[REQUESTS]
1 > Transcribe the passage on the Pasquels' player signings, starting at "With the Pasquels" and ending at "and coached third).".
2 > In the passage on the Pasquels' player signings, which team was Mickey Owen to serve as playing manager for?

[ARTICLE]

>> Start

With the Pasquels throwing around suitcases of money, one would think that his quest produced more than it did. In the end he signed some relatively high profile names like Sal Maglie of the Giants, and Mickey Owen and Luis Olmo of the Dodgers, in addition to Lanier, Klein and Martin. Maglie doubled his $6,000 US salary. Lanier went from about $10,000 to about $25,000. Owen got $15,000 plus a home, (other players lived in nice apartments), plus had all his taxes paid in both countries. He was to be a playing manager for Veracruz. (Pasquel sometimes wore a uniform and coached third).
But the rest was not an exceptional bunch. Whatever the Pasquels had in money and persuasion, scouting was not their strong suit. Also “snatched” from the Giants were a Canadian, Roland Gladu, Adrian Zanala, Roy Zimmerman, George Hausman, a Cuban, Nap Reyes, Gardella , Ace Adams (who had pitched the most games in the Majors during the war years), and Harry Feldman, one of the few Jewish players in the Majors. They lost nine players in all.

>> End

[DATA SUPPLIED]

>> Start

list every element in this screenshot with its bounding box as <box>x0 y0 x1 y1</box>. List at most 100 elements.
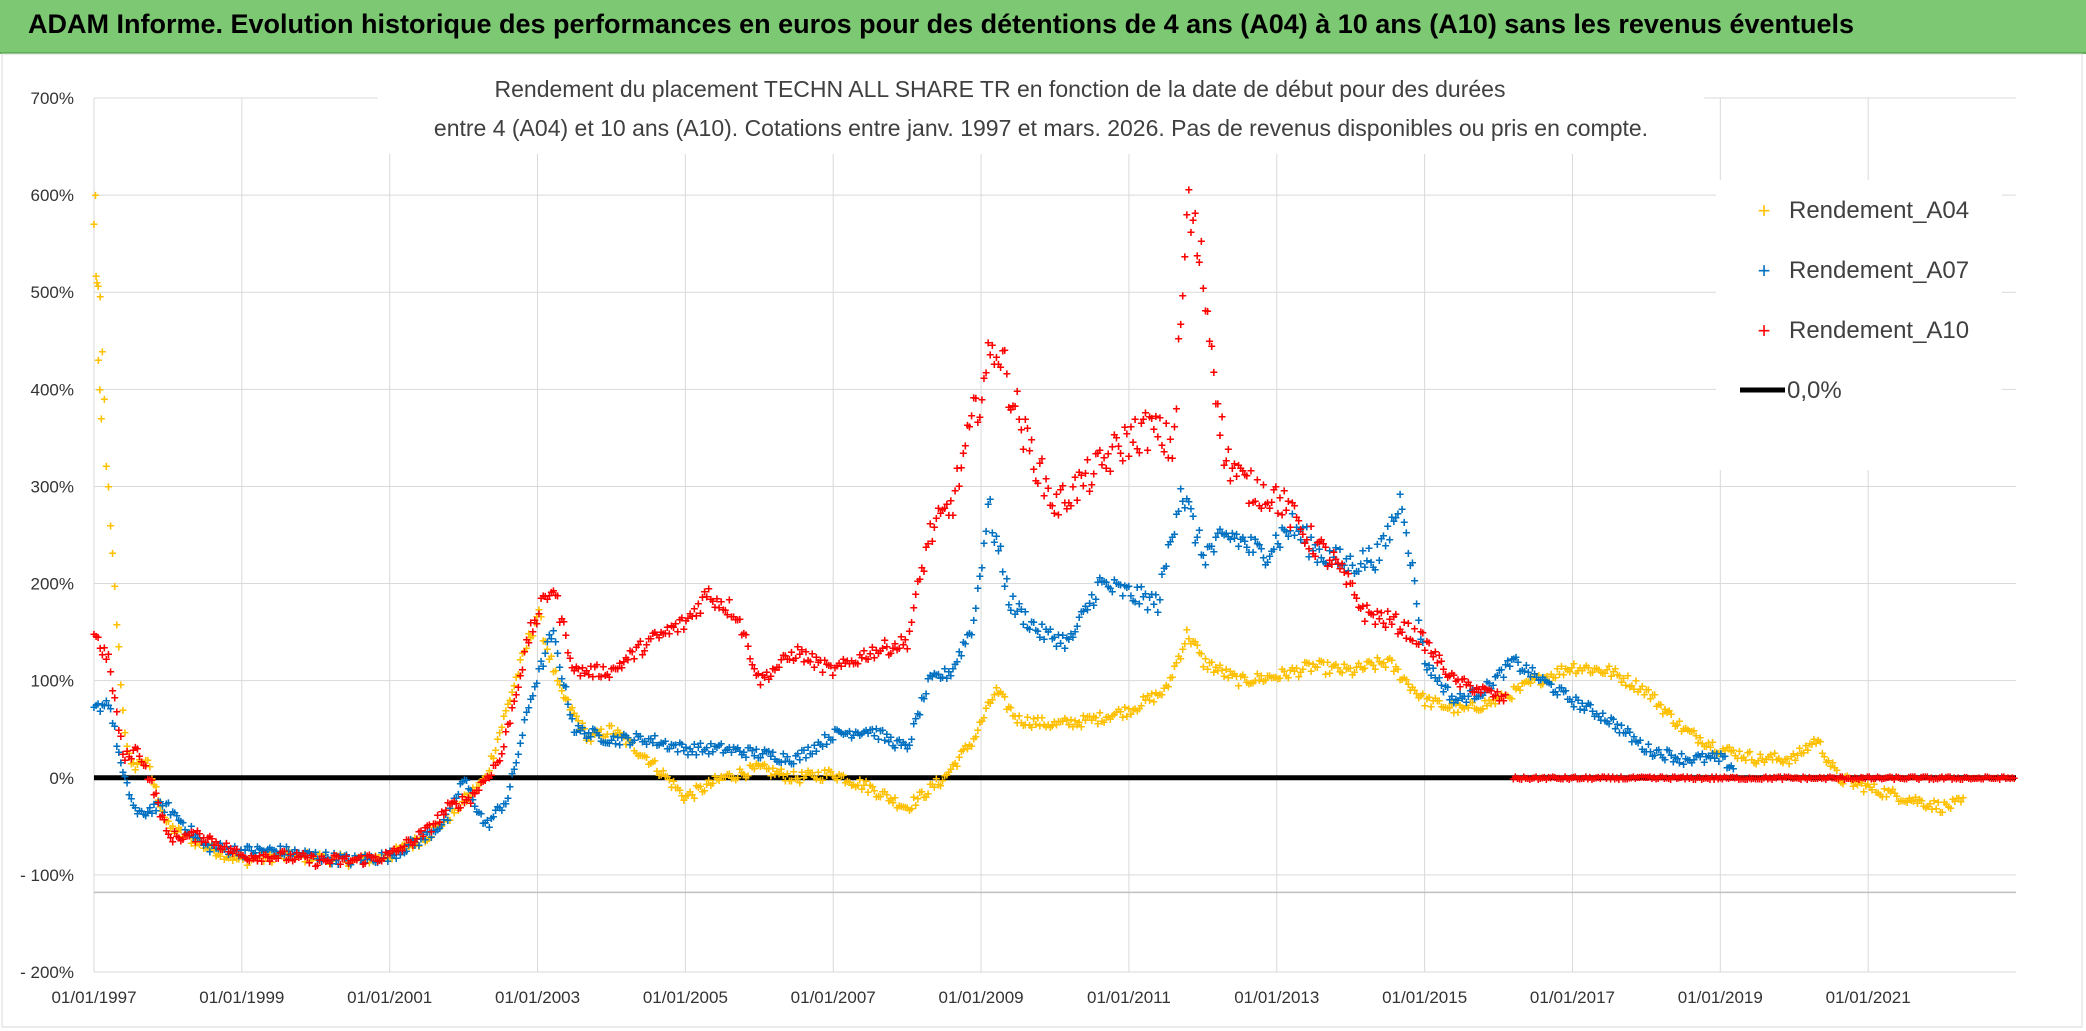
point-a04: + <box>1098 713 1106 729</box>
point-a10: + <box>843 653 851 669</box>
point-a10: + <box>914 573 922 589</box>
point-a10: + <box>763 664 771 680</box>
point-a10: + <box>423 818 431 834</box>
point-a04: + <box>1293 660 1301 676</box>
point-a10: + <box>229 845 237 861</box>
point-a10: + <box>1315 533 1323 549</box>
point-a10: + <box>388 842 396 858</box>
point-a07: + <box>1709 745 1717 761</box>
point-a04: + <box>1864 776 1872 792</box>
point-a04: + <box>972 729 980 745</box>
point-a10: + <box>1086 483 1094 499</box>
point-a07: + <box>135 802 143 818</box>
point-a07: + <box>603 735 611 751</box>
point-a07: + <box>1226 531 1234 547</box>
point-a04: + <box>320 847 328 863</box>
point-a10: + <box>667 618 675 634</box>
point-a04: + <box>1052 717 1060 733</box>
point-a04: + <box>1566 664 1574 680</box>
point-a10: + <box>984 334 992 350</box>
point-a07: + <box>1516 663 1524 679</box>
point-a07: + <box>742 749 750 765</box>
point-a04: + <box>359 849 367 865</box>
point-a04: + <box>481 768 489 784</box>
point-a10: + <box>1940 771 1948 787</box>
point-a04: + <box>883 786 891 802</box>
point-a07: + <box>1249 544 1257 560</box>
point-a10: + <box>1177 316 1185 332</box>
point-a04: + <box>1108 708 1116 724</box>
point-a04: + <box>541 633 549 649</box>
point-a10: + <box>189 824 197 840</box>
point-a10: + <box>142 758 150 774</box>
point-a04: + <box>440 813 448 829</box>
point-a10: + <box>1226 472 1234 488</box>
point-a10: + <box>701 583 709 599</box>
point-a04: + <box>1524 674 1532 690</box>
point-a07: + <box>1460 688 1468 704</box>
point-a10: + <box>1183 207 1191 223</box>
point-a10: + <box>1081 465 1089 481</box>
point-a10: + <box>2000 769 2008 785</box>
point-a10: + <box>1361 613 1369 629</box>
point-a07: + <box>1319 554 1327 570</box>
point-a07: + <box>1028 614 1036 630</box>
point-a04: + <box>483 768 491 784</box>
point-a04: + <box>293 846 301 862</box>
point-a10: + <box>1900 771 1908 787</box>
point-a04: + <box>1357 659 1365 675</box>
point-a04: + <box>237 848 245 864</box>
point-a10: + <box>425 817 433 833</box>
point-a07: + <box>1675 755 1683 771</box>
point-a10: + <box>1642 769 1650 785</box>
point-a10: + <box>1235 457 1243 473</box>
point-a10: + <box>1646 768 1654 784</box>
point-a07: + <box>1342 550 1350 566</box>
point-a04: + <box>1365 653 1373 669</box>
point-a07: + <box>970 612 978 628</box>
point-a10: + <box>1673 770 1681 786</box>
point-a04: + <box>446 812 454 828</box>
point-a04: + <box>968 738 976 754</box>
point-a07: + <box>816 736 824 752</box>
point-a07: + <box>1425 657 1433 673</box>
point-a10: + <box>1421 642 1429 658</box>
x-tick-label: 01/01/2011 <box>1087 988 1171 1007</box>
point-a10: + <box>1532 768 1540 784</box>
point-a10: + <box>200 830 208 846</box>
point-a07: + <box>876 723 884 739</box>
point-a10: + <box>1220 457 1228 473</box>
point-a10: + <box>1559 771 1567 787</box>
point-a10: + <box>740 625 748 641</box>
point-a07: + <box>845 723 853 739</box>
point-a04: + <box>1657 697 1665 713</box>
point-a04: + <box>740 766 748 782</box>
point-a07: + <box>1661 751 1669 767</box>
point-a10: + <box>1683 768 1691 784</box>
point-a07: + <box>709 744 717 760</box>
point-a04: + <box>529 628 537 644</box>
point-a07: + <box>1634 734 1642 750</box>
point-a10: + <box>111 690 119 706</box>
point-a07: + <box>117 754 125 770</box>
point-a10: + <box>1164 450 1172 466</box>
point-a07: + <box>1183 490 1191 506</box>
point-a07: + <box>1398 501 1406 517</box>
point-a10: + <box>1460 671 1468 687</box>
point-a04: + <box>781 772 789 788</box>
point-a10: + <box>1679 769 1687 785</box>
point-a07: + <box>318 853 326 869</box>
point-a10: + <box>311 858 319 874</box>
point-a07: + <box>146 799 154 815</box>
point-a07: + <box>1725 759 1733 775</box>
point-a04: + <box>943 766 951 782</box>
point-a10: + <box>692 608 700 624</box>
point-a07: + <box>371 854 379 870</box>
point-a10: + <box>1685 770 1693 786</box>
point-a07: + <box>1564 691 1572 707</box>
point-a07: + <box>1334 556 1342 572</box>
point-a10: + <box>1464 674 1472 690</box>
point-a04: + <box>345 858 353 874</box>
point-a07: + <box>1131 593 1139 609</box>
point-a07: + <box>1497 662 1505 678</box>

>> End

[ANSWERS TO THE TASKS]
1 >
With the Pasquels throwing around suitcases of money, one would think that his quest produced more than it did. In the end he signed some relatively high profile names like Sal Maglie of the Giants, and Mickey Owen and Luis Olmo of the Dodgers, in addition to Lanier, Klein and Martin. Maglie doubled his $6,000 US salary. Lanier went from about $10,000 to about $25,000. Owen got $15,000 plus a home, (other players lived in nice apartments), plus had all his taxes paid in both countries. He was to be a playing manager for Veracruz. (Pasquel sometimes wore a uniform and coached third).

2 > Veracruz.